Problem
Count, in the entries, the lines with "Stand". Answer with the number only.

Supplied information
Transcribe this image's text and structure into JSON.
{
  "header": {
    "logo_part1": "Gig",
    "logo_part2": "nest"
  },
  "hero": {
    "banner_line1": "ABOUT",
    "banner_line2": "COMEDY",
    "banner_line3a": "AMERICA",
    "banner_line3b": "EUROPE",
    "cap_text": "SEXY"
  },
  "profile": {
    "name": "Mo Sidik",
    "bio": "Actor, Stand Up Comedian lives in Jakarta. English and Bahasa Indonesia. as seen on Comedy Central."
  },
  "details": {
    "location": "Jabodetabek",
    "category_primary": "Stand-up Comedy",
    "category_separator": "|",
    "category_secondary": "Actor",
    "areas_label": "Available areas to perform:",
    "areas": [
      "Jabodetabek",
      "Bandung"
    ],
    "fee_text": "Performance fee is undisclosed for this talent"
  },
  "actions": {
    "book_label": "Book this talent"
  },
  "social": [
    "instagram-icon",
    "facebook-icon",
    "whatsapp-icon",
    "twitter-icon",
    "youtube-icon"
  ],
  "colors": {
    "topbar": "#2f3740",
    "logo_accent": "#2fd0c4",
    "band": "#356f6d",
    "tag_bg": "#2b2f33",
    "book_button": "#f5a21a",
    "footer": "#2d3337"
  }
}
...
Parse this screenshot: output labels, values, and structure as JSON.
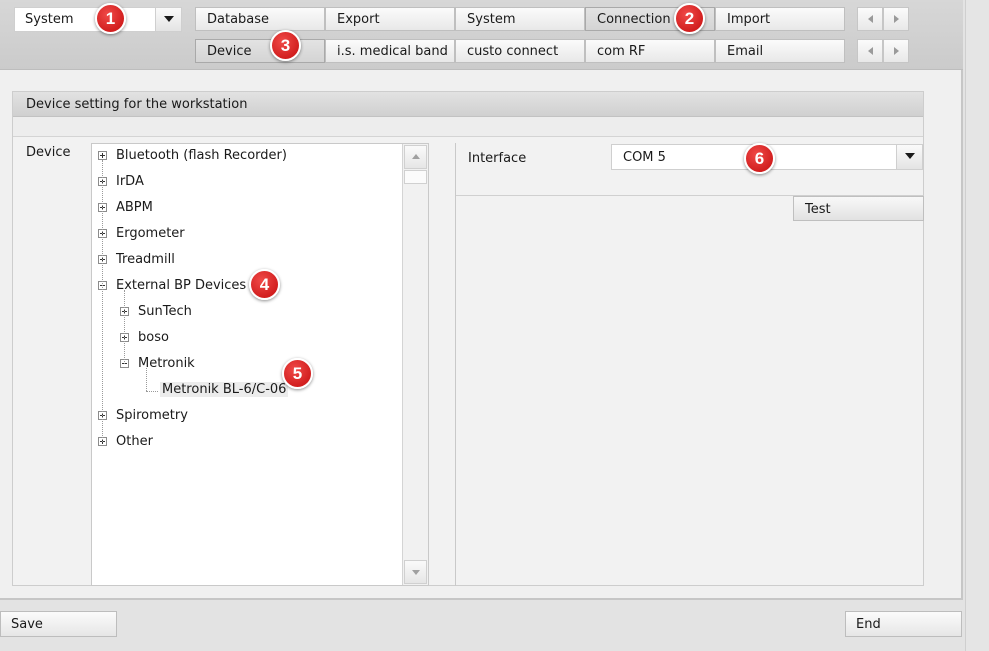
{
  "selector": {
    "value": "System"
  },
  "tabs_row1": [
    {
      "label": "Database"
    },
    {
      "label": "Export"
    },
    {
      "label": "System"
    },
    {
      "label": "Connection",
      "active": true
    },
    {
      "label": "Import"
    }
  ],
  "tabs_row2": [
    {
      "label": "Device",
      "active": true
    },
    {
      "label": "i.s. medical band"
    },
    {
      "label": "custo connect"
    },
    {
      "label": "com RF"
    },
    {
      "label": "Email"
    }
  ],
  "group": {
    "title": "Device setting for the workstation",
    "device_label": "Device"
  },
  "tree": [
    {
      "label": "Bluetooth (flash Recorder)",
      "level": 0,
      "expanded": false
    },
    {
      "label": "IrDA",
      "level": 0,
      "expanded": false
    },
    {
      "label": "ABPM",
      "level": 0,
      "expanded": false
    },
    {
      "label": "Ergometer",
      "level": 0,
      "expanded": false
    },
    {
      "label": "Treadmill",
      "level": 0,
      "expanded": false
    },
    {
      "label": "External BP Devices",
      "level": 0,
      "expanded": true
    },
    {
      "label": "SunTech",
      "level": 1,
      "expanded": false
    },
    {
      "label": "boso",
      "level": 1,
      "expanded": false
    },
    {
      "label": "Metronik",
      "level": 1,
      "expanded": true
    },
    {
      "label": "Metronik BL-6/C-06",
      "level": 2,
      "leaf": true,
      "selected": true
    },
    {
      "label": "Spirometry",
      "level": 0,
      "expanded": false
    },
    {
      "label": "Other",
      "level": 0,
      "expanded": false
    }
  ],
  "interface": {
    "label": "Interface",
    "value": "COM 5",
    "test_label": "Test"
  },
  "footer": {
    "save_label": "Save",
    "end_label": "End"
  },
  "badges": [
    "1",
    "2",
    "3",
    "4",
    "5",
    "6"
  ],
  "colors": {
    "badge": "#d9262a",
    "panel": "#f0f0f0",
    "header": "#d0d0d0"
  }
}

Expected answer
2